Exercise aim: Reformat each line of the records below as an item in a numbered list, omitting any blank lines.

Records provided:
-- -- --

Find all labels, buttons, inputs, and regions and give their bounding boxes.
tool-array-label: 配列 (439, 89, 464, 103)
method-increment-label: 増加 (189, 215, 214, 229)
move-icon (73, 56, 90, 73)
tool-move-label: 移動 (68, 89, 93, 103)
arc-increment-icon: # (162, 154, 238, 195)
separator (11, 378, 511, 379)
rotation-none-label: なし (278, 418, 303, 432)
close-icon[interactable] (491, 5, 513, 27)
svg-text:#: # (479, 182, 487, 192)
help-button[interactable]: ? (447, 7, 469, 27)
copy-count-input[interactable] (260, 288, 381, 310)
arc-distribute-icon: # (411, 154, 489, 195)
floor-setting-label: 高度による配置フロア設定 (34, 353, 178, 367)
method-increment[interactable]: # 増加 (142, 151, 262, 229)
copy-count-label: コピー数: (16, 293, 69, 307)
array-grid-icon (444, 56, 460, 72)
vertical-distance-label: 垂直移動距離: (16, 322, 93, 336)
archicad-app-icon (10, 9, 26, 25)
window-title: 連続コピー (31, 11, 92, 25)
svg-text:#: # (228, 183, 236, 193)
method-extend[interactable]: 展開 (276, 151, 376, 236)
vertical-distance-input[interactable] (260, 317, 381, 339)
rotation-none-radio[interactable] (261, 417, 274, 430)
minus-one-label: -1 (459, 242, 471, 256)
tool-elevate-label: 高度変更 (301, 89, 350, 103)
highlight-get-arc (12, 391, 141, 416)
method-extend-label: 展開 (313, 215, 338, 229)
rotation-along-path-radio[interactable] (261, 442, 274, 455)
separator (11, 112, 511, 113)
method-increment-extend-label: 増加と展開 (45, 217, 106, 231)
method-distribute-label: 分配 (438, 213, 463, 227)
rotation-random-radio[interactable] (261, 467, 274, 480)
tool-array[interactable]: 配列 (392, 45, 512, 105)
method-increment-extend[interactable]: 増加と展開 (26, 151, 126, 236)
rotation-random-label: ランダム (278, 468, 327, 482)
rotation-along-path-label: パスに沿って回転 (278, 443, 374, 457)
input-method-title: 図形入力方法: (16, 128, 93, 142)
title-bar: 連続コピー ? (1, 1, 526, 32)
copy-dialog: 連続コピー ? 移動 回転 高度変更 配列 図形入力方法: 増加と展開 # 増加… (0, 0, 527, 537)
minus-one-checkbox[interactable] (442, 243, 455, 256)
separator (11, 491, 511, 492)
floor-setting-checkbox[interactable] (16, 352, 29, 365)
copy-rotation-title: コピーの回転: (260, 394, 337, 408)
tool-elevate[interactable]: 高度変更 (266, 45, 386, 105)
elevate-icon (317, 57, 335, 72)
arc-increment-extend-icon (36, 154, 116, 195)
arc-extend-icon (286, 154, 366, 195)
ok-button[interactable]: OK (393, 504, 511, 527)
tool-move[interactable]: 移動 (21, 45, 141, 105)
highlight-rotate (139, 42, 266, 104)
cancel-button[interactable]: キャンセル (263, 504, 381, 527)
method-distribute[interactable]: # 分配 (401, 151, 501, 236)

-- -- --

Response to this exercise:
1. Find all labels, buttons, inputs, and regions and give their bounding boxes.
2. tool-array-label: 配列 (439, 89, 464, 103)
3. method-increment-label: 増加 (189, 215, 214, 229)
4. move-icon (73, 56, 90, 73)
5. tool-move-label: 移動 (68, 89, 93, 103)
6. arc-increment-icon: # (162, 154, 238, 195)
7. separator (11, 378, 511, 379)
8. rotation-none-label: なし (278, 418, 303, 432)
9. close-icon[interactable] (491, 5, 513, 27)
10. svg-text:#: # (479, 182, 487, 192)
11. help-button[interactable]: ? (447, 7, 469, 27)
12. copy-count-input[interactable] (260, 288, 381, 310)
13. arc-distribute-icon: # (411, 154, 489, 195)
14. floor-setting-label: 高度による配置フロア設定 (34, 353, 178, 367)
15. method-increment[interactable]: # 増加 (142, 151, 262, 229)
16. copy-count-label: コピー数: (16, 293, 69, 307)
17. array-grid-icon (444, 56, 460, 72)
18. vertical-distance-label: 垂直移動距離: (16, 322, 93, 336)
19. archicad-app-icon (10, 9, 26, 25)
20. window-title: 連続コピー (31, 11, 92, 25)
21. svg-text:#: # (228, 183, 236, 193)
22. method-extend[interactable]: 展開 (276, 151, 376, 236)
23. vertical-distance-input[interactable] (260, 317, 381, 339)
24. rotation-none-radio[interactable] (261, 417, 274, 430)
25. minus-one-label: -1 (459, 242, 471, 256)
26. tool-elevate-label: 高度変更 (301, 89, 350, 103)
27. highlight-get-arc (12, 391, 141, 416)
28. method-extend-label: 展開 (313, 215, 338, 229)
29. rotation-along-path-radio[interactable] (261, 442, 274, 455)
30. separator (11, 112, 511, 113)
31. method-increment-extend-label: 増加と展開 (45, 217, 106, 231)
32. method-distribute-label: 分配 (438, 213, 463, 227)
33. rotation-random-radio[interactable] (261, 467, 274, 480)
34. tool-array[interactable]: 配列 (392, 45, 512, 105)
35. method-increment-extend[interactable]: 増加と展開 (26, 151, 126, 236)
36. rotation-random-label: ランダム (278, 468, 327, 482)
37. rotation-along-path-label: パスに沿って回転 (278, 443, 374, 457)
38. input-method-title: 図形入力方法: (16, 128, 93, 142)
39. title-bar: 連続コピー ? (1, 1, 526, 32)
40. copy-dialog: 連続コピー ? 移動 回転 高度変更 配列 図形入力方法: 増加と展開 # 増加… (0, 0, 527, 537)
41. minus-one-checkbox[interactable] (442, 243, 455, 256)
42. separator (11, 491, 511, 492)
43. floor-setting-checkbox[interactable] (16, 352, 29, 365)
44. copy-rotation-title: コピーの回転: (260, 394, 337, 408)
45. tool-elevate[interactable]: 高度変更 (266, 45, 386, 105)
46. elevate-icon (317, 57, 335, 72)
47. arc-increment-extend-icon (36, 154, 116, 195)
48. arc-extend-icon (286, 154, 366, 195)
49. ok-button[interactable]: OK (393, 504, 511, 527)
50. tool-move[interactable]: 移動 (21, 45, 141, 105)
51. highlight-rotate (139, 42, 266, 104)
52. cancel-button[interactable]: キャンセル (263, 504, 381, 527)
53. method-distribute[interactable]: # 分配 (401, 151, 501, 236)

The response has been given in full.